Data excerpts
------------------------------------
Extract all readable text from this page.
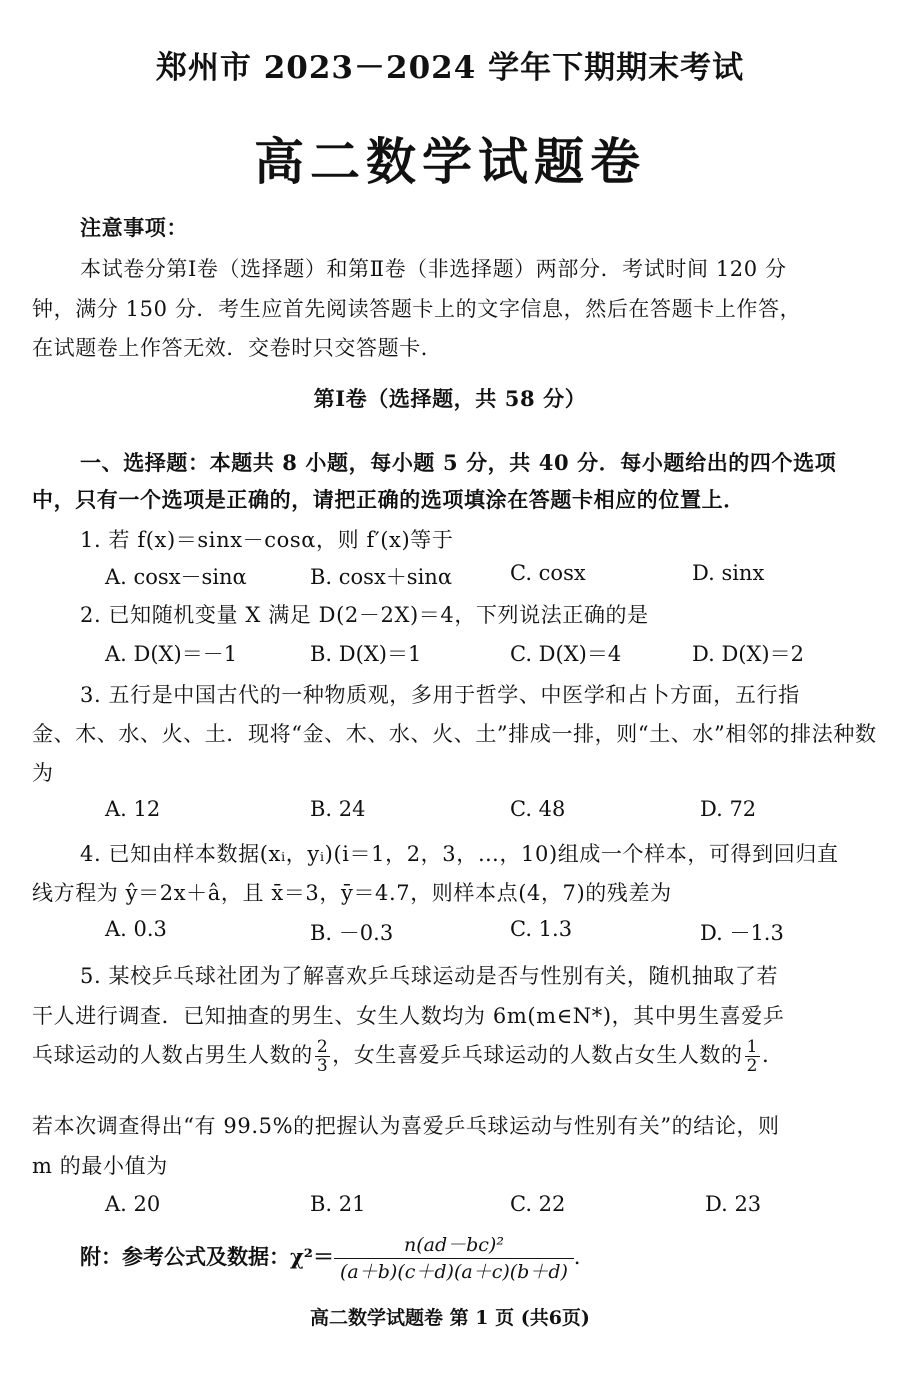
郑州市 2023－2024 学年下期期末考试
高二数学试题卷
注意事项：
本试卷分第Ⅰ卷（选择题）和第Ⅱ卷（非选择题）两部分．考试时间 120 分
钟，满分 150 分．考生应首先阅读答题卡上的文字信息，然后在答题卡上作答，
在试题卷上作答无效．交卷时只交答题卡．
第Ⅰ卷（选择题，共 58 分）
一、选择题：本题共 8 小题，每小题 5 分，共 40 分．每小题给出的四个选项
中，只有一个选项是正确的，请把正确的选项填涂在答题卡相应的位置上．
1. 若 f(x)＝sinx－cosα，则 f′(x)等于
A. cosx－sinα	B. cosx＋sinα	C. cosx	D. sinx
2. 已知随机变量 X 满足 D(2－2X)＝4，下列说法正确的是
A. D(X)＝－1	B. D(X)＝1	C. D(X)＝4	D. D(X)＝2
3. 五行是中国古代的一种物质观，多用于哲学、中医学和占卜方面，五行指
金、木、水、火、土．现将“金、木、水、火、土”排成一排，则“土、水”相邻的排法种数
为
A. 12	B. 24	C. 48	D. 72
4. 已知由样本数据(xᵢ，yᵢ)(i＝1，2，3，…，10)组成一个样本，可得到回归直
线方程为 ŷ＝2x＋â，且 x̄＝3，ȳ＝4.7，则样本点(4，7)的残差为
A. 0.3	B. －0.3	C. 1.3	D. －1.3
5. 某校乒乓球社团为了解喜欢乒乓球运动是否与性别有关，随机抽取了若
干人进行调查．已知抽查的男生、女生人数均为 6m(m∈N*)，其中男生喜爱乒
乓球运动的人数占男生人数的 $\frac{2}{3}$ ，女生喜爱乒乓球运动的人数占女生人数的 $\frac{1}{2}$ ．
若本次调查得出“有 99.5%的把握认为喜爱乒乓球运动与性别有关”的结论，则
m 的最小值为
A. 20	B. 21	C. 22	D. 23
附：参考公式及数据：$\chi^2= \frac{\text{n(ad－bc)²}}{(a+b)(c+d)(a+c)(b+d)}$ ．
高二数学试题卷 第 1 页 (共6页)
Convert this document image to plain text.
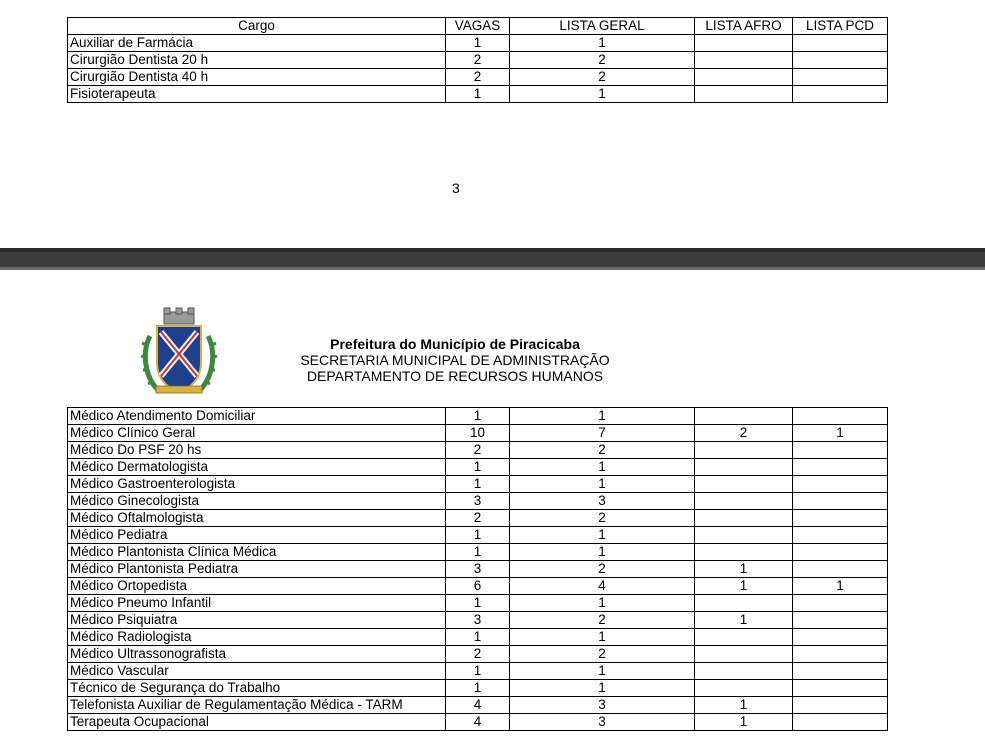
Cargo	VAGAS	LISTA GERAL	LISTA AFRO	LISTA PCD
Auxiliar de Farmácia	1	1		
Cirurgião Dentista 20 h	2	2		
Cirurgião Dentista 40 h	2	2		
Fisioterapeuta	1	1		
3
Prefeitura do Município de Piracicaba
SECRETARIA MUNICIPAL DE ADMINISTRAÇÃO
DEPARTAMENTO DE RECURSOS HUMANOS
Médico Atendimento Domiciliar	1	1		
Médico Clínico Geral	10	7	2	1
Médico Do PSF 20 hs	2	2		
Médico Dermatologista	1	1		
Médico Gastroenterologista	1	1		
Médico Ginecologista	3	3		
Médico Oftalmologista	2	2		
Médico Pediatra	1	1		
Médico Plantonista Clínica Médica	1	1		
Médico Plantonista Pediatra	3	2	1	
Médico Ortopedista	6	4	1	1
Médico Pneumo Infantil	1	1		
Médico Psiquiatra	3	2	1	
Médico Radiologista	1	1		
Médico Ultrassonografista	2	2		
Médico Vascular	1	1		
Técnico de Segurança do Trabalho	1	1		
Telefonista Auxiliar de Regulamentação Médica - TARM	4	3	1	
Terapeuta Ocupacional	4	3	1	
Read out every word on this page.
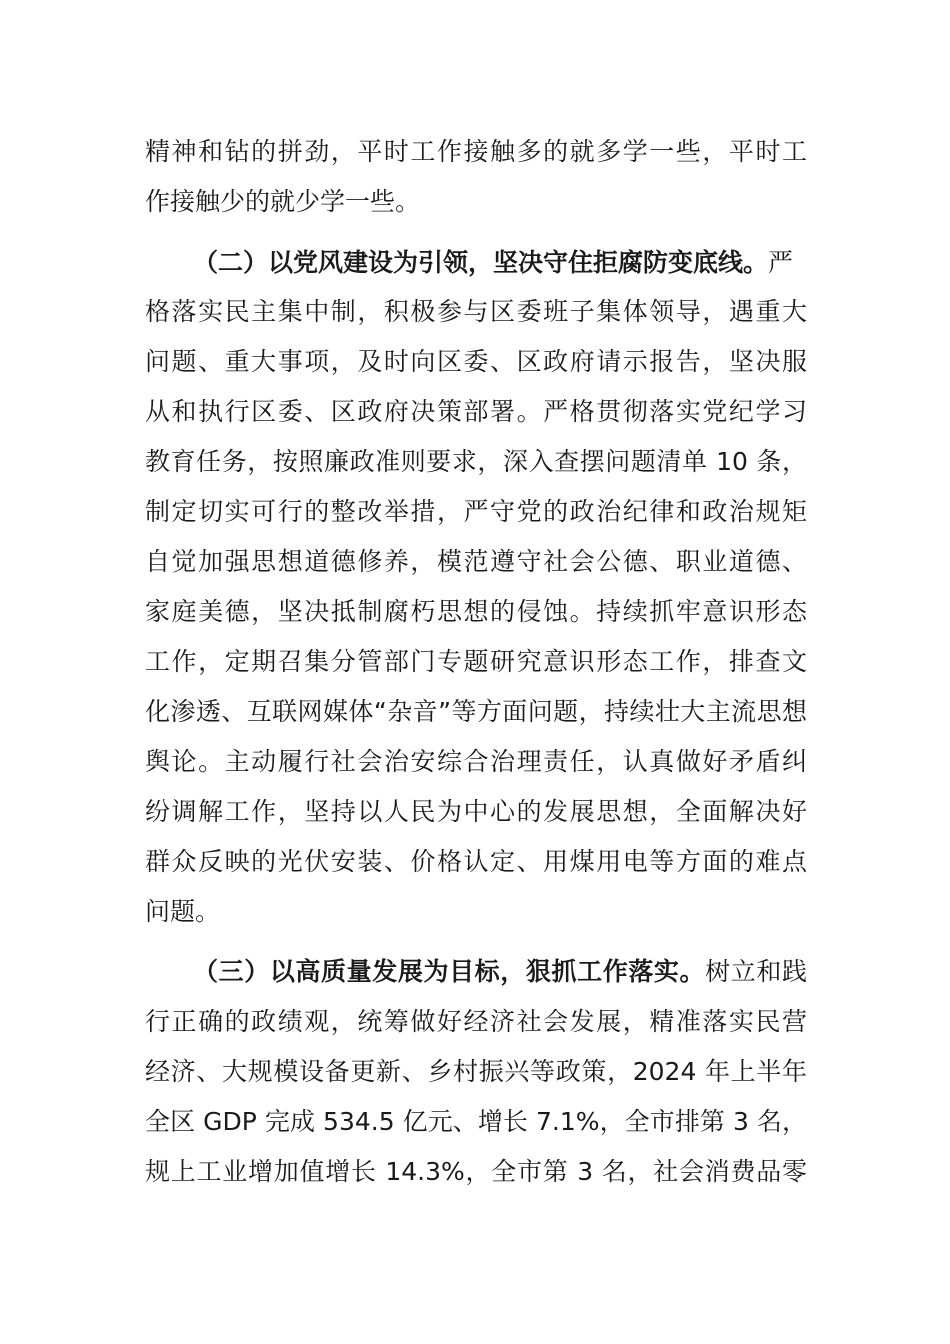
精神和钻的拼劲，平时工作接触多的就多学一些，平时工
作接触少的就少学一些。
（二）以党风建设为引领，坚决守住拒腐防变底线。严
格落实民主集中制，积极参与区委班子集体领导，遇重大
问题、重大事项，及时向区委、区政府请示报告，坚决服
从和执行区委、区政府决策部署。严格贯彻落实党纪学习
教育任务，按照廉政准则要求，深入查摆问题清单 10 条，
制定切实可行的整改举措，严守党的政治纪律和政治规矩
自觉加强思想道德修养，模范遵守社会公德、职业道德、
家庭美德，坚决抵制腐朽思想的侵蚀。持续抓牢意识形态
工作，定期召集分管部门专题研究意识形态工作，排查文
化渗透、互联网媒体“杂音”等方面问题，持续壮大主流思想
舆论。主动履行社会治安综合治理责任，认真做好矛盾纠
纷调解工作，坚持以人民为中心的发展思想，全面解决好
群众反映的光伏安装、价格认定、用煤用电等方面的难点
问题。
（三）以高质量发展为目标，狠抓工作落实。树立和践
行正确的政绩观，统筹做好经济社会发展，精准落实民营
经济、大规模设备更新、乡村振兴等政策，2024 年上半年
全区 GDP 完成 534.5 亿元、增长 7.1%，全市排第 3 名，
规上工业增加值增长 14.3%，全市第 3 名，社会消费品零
------------------------------------
**Exercise:**
Pictures are not part of the copy. Extract exactly the lines from the line containing "Read out every word on this page." through the final line of the entries above, both included.

**Exercise solution:**
Read out every word on this page.
精神和钻的拼劲，平时工作接触多的就多学一些，平时工
作接触少的就少学一些。
（二）以党风建设为引领，坚决守住拒腐防变底线。严
格落实民主集中制，积极参与区委班子集体领导，遇重大
问题、重大事项，及时向区委、区政府请示报告，坚决服
从和执行区委、区政府决策部署。严格贯彻落实党纪学习
教育任务，按照廉政准则要求，深入查摆问题清单 10 条，
制定切实可行的整改举措，严守党的政治纪律和政治规矩
自觉加强思想道德修养，模范遵守社会公德、职业道德、
家庭美德，坚决抵制腐朽思想的侵蚀。持续抓牢意识形态
工作，定期召集分管部门专题研究意识形态工作，排查文
化渗透、互联网媒体“杂音”等方面问题，持续壮大主流思想
舆论。主动履行社会治安综合治理责任，认真做好矛盾纠
纷调解工作，坚持以人民为中心的发展思想，全面解决好
群众反映的光伏安装、价格认定、用煤用电等方面的难点
问题。
（三）以高质量发展为目标，狠抓工作落实。树立和践
行正确的政绩观，统筹做好经济社会发展，精准落实民营
经济、大规模设备更新、乡村振兴等政策，2024 年上半年
全区 GDP 完成 534.5 亿元、增长 7.1%，全市排第 3 名，
规上工业增加值增长 14.3%，全市第 3 名，社会消费品零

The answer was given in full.